Work to do. Show each line from the listing that includes the word "navigazione".

Entries supplied.
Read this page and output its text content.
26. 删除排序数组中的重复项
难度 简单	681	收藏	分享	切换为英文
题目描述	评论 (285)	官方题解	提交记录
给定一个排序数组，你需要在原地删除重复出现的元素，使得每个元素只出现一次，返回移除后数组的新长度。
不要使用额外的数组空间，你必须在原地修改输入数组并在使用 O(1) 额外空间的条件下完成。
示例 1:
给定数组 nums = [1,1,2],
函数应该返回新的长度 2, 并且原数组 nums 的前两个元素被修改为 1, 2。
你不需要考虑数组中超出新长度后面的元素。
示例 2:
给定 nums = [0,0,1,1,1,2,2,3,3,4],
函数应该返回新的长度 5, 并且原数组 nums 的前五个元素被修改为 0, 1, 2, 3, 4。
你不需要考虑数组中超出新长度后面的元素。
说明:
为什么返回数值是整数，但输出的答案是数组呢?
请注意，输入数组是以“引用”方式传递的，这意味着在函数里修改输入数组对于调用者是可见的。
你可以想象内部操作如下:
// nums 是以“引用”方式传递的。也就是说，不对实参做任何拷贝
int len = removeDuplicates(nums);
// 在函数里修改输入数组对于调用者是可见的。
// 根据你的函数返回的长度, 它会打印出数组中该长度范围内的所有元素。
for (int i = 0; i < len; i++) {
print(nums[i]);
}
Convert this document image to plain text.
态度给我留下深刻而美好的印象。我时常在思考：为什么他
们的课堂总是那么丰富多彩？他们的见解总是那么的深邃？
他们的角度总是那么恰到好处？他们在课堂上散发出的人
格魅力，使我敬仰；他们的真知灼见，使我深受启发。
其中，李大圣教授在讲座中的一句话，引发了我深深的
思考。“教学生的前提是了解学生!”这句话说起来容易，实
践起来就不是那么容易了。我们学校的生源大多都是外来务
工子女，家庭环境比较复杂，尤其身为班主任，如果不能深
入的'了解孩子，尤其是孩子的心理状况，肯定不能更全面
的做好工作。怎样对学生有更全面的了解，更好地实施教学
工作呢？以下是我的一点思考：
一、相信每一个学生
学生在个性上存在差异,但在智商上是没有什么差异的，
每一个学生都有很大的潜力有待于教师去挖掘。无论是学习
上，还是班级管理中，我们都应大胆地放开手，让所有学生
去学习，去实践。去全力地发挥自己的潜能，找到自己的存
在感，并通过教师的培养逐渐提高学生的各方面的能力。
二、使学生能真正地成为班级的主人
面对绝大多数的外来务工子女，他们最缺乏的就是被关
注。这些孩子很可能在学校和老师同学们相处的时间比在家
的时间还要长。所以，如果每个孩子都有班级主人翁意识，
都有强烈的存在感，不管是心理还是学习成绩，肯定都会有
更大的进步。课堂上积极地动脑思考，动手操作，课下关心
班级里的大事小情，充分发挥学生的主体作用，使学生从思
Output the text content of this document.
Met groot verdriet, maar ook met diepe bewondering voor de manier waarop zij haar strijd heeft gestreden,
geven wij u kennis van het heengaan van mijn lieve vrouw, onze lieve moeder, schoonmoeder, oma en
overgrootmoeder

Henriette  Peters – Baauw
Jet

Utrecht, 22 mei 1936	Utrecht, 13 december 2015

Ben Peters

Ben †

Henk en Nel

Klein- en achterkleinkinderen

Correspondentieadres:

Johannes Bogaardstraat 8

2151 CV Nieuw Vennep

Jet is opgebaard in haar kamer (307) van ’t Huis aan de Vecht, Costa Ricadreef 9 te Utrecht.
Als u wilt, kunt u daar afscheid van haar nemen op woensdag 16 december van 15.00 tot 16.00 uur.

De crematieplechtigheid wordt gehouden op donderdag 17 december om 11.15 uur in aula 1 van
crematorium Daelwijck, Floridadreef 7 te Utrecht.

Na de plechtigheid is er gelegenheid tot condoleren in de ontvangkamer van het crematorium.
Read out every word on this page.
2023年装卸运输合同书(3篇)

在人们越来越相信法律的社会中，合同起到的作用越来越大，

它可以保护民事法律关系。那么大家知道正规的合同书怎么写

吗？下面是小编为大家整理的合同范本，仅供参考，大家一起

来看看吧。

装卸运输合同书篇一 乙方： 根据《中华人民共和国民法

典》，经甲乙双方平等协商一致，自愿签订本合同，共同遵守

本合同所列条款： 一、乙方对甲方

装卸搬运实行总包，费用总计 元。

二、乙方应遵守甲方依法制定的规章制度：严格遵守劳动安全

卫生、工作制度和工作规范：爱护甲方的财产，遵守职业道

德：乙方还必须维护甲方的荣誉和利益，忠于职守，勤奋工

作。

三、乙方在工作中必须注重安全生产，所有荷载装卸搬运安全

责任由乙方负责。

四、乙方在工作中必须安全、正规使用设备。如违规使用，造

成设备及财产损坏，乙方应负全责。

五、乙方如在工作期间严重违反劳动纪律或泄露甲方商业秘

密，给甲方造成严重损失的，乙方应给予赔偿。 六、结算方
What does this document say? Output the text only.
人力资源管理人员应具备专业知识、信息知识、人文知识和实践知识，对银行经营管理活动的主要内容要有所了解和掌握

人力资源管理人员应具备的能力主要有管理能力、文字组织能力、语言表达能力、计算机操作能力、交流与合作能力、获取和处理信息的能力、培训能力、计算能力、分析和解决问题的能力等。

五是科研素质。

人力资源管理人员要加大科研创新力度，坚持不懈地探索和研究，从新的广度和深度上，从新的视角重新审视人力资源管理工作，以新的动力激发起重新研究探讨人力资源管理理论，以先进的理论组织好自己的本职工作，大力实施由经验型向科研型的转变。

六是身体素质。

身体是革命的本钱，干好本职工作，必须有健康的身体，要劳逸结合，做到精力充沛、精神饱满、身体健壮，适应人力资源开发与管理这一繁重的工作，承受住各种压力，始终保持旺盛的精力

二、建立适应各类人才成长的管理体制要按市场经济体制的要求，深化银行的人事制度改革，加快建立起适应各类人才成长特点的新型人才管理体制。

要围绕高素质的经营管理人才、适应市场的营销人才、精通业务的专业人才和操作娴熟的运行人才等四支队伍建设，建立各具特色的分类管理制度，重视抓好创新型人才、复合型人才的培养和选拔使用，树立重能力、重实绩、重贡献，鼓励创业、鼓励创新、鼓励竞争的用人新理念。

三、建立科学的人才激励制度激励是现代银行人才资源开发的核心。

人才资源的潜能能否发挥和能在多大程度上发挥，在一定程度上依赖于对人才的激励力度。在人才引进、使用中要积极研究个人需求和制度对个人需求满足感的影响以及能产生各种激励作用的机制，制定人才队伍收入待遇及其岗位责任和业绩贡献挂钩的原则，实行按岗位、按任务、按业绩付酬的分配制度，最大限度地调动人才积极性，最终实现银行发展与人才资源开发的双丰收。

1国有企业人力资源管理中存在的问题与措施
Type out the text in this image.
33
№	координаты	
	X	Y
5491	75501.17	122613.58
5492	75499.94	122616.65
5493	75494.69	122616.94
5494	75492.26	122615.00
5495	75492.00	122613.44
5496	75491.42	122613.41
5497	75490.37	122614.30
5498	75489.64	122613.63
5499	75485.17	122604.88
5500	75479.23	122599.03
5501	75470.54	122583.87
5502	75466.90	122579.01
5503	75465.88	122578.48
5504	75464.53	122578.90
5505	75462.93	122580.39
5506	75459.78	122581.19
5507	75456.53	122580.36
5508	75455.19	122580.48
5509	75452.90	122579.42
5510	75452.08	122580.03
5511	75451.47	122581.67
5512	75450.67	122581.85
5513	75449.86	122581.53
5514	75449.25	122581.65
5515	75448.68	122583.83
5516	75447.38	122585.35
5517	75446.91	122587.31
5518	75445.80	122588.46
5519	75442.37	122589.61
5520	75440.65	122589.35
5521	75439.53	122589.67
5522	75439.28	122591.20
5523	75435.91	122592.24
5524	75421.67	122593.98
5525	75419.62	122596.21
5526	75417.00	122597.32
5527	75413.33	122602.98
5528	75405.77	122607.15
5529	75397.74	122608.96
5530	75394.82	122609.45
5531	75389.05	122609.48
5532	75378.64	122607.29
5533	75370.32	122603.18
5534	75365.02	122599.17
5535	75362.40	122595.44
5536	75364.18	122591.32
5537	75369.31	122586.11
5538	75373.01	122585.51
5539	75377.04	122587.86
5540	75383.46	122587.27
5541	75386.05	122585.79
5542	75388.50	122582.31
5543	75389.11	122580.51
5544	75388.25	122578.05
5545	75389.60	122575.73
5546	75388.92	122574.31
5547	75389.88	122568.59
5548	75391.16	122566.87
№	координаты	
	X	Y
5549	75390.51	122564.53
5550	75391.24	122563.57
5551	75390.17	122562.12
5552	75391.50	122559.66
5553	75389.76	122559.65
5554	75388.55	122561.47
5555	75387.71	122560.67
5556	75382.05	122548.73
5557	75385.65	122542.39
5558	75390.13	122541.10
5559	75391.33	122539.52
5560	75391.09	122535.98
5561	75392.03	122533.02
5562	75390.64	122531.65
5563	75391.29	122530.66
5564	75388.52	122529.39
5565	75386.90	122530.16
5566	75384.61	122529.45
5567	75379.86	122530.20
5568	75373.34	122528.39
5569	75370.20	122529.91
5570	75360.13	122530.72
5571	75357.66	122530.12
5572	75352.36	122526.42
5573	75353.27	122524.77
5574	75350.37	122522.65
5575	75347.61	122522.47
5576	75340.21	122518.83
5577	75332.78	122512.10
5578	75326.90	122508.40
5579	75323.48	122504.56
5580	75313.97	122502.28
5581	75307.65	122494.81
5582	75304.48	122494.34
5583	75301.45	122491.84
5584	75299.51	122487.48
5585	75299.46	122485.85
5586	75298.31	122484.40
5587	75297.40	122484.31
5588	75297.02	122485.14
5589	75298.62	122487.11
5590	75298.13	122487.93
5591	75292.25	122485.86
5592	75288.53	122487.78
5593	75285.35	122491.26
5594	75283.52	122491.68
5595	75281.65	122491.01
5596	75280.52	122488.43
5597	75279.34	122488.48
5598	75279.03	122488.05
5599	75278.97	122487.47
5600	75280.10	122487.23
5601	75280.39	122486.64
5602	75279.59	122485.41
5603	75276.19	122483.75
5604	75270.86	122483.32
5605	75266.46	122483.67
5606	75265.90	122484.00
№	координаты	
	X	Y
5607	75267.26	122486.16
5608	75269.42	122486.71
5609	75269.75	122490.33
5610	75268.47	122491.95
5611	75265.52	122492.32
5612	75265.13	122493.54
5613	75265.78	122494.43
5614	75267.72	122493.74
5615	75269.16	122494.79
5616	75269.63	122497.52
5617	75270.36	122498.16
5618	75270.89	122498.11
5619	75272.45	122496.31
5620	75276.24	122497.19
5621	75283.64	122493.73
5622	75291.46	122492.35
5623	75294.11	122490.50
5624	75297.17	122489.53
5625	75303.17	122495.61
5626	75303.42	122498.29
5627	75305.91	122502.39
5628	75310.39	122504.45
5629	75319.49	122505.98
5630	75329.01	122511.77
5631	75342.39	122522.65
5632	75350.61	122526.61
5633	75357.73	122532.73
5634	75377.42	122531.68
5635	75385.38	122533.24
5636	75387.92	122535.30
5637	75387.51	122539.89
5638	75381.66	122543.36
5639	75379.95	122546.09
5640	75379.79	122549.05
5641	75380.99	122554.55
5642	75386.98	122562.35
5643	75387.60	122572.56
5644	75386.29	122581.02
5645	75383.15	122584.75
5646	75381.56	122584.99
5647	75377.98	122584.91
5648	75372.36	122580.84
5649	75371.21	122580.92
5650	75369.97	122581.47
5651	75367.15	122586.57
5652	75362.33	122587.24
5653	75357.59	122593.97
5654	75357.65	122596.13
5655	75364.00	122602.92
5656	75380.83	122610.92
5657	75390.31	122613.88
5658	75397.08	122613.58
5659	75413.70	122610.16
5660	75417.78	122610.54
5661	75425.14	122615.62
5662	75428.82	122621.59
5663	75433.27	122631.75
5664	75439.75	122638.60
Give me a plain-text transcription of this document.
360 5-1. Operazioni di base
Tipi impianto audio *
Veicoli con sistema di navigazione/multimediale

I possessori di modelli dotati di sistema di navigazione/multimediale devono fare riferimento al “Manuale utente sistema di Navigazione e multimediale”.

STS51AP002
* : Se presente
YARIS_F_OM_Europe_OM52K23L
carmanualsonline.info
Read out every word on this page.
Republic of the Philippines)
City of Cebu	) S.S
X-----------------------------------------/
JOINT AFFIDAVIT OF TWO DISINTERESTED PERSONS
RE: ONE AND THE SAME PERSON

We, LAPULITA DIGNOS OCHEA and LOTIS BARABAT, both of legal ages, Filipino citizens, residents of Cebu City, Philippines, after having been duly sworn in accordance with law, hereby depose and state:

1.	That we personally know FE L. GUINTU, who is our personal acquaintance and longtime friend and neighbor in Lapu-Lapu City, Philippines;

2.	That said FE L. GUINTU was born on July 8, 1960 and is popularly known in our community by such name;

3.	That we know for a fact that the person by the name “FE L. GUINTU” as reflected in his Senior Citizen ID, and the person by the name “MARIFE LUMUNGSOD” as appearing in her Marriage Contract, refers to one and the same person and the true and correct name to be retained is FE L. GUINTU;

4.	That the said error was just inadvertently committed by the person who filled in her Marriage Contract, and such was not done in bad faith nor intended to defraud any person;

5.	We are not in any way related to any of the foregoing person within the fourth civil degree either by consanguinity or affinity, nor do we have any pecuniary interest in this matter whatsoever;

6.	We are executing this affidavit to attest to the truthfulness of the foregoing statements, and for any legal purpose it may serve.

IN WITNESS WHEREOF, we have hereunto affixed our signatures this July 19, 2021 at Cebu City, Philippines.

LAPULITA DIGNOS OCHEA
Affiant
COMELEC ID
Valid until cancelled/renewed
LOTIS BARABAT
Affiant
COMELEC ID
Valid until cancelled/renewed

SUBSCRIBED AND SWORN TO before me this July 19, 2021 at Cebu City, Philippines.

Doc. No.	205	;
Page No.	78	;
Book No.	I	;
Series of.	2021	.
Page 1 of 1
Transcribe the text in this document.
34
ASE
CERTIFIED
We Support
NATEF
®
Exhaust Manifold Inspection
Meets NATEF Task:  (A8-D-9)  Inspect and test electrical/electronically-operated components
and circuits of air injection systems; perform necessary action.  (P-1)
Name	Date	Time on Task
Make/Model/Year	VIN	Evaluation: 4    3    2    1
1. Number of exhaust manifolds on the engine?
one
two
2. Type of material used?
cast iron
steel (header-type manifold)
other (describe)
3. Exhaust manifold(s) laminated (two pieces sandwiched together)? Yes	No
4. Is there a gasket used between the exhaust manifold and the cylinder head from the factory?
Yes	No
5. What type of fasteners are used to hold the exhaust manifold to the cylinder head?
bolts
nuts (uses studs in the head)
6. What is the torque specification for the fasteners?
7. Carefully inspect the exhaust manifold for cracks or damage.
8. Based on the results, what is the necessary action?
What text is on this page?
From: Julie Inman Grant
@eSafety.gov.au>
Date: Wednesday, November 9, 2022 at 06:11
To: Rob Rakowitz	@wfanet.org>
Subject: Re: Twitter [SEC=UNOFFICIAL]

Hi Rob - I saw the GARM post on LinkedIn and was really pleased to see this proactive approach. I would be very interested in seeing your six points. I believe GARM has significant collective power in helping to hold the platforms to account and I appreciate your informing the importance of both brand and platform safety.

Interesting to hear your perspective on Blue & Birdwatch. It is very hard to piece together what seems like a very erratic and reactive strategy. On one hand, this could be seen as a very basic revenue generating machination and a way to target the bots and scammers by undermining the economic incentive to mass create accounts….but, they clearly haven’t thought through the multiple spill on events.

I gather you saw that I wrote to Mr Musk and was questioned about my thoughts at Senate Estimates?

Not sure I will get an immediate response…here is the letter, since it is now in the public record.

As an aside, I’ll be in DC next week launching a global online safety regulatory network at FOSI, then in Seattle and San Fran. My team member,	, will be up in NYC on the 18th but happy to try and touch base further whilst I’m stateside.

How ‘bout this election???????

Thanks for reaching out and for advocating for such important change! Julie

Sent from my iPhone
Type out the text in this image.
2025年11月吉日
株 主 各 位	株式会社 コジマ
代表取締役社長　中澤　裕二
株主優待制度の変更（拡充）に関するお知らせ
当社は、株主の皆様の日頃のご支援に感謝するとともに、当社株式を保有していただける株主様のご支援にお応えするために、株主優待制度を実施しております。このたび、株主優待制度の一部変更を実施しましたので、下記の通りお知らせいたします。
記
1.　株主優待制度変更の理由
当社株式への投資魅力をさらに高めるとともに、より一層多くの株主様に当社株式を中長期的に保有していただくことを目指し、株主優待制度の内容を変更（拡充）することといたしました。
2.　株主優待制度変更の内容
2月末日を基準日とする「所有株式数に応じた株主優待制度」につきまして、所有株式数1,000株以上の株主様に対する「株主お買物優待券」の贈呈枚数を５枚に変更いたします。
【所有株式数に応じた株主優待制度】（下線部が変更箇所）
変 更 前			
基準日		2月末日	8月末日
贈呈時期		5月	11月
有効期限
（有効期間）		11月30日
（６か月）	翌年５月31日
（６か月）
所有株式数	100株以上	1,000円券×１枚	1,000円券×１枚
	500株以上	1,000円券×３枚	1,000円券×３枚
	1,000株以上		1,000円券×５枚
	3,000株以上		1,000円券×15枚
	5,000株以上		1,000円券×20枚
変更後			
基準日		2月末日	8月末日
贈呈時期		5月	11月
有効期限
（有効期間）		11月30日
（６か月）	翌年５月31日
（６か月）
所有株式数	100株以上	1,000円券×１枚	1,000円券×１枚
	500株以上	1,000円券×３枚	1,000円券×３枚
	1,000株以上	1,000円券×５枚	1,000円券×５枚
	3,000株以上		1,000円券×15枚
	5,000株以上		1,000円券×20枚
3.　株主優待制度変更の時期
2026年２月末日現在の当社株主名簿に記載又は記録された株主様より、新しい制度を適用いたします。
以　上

Exercise answer.
Veicoli con sistema di navigazione/multimediale
I possessori di modelli dotati di sistema di navigazione/multimediale devono fare riferimento al “Manuale utente sistema di Navigazione e multimediale”.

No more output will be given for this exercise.